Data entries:
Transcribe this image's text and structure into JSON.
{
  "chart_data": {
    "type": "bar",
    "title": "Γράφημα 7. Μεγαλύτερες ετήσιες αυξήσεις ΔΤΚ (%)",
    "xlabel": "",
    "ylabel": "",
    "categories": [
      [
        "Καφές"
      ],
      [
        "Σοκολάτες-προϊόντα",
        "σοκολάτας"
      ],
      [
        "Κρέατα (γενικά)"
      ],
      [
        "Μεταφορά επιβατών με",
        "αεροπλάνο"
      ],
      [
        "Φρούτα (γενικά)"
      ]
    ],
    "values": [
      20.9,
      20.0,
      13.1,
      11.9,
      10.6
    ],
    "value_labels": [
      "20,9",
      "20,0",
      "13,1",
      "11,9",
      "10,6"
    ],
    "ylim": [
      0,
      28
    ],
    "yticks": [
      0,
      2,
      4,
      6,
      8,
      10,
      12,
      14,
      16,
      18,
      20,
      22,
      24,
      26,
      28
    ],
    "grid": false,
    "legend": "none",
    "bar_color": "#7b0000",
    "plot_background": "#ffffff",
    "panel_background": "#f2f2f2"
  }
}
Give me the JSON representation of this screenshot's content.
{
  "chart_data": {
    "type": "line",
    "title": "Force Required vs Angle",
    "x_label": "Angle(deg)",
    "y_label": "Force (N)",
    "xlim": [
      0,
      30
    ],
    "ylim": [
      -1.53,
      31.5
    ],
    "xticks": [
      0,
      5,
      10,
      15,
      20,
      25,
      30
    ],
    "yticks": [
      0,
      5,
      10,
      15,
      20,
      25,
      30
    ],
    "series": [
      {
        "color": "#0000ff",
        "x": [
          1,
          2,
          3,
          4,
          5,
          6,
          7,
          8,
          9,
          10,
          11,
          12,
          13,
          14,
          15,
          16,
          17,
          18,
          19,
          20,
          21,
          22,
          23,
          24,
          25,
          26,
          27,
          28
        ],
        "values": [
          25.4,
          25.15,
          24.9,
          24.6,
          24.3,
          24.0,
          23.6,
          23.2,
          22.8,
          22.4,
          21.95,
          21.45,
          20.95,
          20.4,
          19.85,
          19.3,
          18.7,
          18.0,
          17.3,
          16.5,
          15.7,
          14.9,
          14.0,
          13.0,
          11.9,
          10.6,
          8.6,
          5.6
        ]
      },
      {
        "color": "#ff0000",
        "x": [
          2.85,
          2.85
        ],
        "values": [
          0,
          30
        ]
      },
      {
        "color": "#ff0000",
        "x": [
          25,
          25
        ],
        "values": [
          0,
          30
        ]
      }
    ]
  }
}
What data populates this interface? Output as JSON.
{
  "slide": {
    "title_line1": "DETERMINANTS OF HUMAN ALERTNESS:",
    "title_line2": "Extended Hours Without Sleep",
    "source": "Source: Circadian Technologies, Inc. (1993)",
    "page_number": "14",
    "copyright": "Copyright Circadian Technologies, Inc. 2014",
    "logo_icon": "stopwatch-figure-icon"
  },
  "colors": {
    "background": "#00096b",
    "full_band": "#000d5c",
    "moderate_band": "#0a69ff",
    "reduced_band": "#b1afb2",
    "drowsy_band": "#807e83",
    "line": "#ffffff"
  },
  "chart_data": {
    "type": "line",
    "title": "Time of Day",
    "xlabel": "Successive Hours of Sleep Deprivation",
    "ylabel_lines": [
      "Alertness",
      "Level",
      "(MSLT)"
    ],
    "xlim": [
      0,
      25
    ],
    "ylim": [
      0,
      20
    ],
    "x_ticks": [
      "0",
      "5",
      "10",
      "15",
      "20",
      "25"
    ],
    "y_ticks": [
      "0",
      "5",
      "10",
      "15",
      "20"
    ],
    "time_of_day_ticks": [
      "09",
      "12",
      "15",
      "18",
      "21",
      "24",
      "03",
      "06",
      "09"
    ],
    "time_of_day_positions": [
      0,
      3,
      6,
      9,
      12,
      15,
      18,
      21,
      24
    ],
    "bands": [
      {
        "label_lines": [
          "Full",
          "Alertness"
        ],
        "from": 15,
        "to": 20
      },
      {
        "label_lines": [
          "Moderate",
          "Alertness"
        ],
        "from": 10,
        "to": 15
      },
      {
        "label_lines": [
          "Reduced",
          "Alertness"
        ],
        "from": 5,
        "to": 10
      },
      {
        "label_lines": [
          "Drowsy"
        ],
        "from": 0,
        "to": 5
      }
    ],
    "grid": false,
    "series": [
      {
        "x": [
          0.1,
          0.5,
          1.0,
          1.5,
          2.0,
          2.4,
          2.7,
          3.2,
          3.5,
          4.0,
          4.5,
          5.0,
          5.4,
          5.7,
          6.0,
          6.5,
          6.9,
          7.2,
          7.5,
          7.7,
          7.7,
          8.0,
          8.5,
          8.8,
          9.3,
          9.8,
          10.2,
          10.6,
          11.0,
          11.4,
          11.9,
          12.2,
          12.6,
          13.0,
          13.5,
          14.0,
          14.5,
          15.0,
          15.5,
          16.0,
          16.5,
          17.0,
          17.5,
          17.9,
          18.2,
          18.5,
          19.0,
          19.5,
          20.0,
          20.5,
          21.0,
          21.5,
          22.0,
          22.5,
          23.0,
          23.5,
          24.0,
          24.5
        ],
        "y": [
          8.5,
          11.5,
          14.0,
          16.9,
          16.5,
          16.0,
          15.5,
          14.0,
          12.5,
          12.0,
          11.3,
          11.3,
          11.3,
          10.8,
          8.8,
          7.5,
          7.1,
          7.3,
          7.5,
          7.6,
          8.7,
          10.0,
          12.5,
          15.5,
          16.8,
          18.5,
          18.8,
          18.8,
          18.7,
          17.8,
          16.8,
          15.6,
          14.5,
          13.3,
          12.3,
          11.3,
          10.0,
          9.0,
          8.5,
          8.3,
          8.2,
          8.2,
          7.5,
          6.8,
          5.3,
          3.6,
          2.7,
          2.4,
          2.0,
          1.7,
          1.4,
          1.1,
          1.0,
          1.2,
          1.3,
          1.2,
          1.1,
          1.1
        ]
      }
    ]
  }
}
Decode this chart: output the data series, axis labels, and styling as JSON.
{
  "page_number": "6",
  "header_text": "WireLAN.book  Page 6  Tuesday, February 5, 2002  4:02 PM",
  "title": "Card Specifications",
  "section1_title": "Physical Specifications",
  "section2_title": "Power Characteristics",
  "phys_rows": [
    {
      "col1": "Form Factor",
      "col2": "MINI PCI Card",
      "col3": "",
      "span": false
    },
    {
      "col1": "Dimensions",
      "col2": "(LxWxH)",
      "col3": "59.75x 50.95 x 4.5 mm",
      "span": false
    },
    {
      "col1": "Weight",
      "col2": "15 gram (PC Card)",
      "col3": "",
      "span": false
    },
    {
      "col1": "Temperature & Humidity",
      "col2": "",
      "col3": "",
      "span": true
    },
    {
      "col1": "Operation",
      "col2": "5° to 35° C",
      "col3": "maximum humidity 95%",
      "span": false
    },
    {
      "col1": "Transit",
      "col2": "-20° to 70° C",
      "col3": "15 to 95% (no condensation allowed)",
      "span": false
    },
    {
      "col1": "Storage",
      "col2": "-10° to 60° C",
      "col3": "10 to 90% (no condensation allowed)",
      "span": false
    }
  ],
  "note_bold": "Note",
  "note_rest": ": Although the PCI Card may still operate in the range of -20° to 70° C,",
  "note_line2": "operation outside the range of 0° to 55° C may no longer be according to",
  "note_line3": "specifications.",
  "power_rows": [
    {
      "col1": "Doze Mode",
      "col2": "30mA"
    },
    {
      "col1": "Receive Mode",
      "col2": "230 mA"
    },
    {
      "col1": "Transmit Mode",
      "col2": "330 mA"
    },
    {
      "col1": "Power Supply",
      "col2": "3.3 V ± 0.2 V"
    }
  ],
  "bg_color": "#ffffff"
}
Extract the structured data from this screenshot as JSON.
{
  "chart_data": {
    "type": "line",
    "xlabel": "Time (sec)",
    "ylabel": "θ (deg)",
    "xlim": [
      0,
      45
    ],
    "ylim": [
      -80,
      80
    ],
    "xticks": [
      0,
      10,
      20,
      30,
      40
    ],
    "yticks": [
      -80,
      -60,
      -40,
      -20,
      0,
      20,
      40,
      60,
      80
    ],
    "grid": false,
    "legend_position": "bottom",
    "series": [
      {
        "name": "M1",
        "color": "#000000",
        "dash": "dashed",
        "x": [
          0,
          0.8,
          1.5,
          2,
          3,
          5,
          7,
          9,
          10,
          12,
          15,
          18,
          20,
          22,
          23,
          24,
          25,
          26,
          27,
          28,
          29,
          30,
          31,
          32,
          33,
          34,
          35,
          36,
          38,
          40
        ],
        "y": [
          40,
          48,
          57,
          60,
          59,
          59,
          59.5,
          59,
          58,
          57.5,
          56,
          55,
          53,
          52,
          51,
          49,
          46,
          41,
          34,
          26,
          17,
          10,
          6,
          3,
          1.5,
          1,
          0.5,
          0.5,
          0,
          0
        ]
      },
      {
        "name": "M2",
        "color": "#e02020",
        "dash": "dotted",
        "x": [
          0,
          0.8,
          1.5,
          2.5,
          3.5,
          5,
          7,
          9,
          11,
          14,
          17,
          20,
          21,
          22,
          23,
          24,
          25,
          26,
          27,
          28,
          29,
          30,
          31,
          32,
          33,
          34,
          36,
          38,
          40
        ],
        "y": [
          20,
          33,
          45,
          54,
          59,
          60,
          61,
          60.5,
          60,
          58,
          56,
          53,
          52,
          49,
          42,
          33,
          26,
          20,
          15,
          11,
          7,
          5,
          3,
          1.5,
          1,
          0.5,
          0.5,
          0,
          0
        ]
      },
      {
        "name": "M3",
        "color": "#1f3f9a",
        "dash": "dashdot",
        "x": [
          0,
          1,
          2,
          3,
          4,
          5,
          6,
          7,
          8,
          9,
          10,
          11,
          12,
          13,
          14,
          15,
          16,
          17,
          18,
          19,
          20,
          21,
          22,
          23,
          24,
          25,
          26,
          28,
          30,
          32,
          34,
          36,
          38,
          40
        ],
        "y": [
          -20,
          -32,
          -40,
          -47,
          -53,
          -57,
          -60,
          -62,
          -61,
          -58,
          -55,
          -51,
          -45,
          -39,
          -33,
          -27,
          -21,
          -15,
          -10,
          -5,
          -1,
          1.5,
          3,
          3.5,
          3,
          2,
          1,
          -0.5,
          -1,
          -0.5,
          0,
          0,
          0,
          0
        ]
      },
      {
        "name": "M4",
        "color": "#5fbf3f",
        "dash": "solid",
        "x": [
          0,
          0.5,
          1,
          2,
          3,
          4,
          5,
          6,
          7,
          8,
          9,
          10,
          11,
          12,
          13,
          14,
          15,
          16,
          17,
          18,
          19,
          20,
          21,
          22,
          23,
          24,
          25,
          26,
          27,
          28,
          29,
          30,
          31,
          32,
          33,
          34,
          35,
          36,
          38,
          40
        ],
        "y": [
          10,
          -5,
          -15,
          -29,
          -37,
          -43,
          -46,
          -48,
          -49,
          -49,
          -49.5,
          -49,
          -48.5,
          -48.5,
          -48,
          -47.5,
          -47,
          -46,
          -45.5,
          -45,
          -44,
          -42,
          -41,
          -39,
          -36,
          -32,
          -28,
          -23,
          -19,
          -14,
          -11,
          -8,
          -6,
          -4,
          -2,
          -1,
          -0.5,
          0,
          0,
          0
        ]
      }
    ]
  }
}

_Exercise prompt_
Find the lines containing "Circadian" and pull them out.

_Expected answer_
    "source": "Source: Circadian Technologies, Inc. (1993)",
    "copyright": "Copyright Circadian Technologies, Inc. 2014",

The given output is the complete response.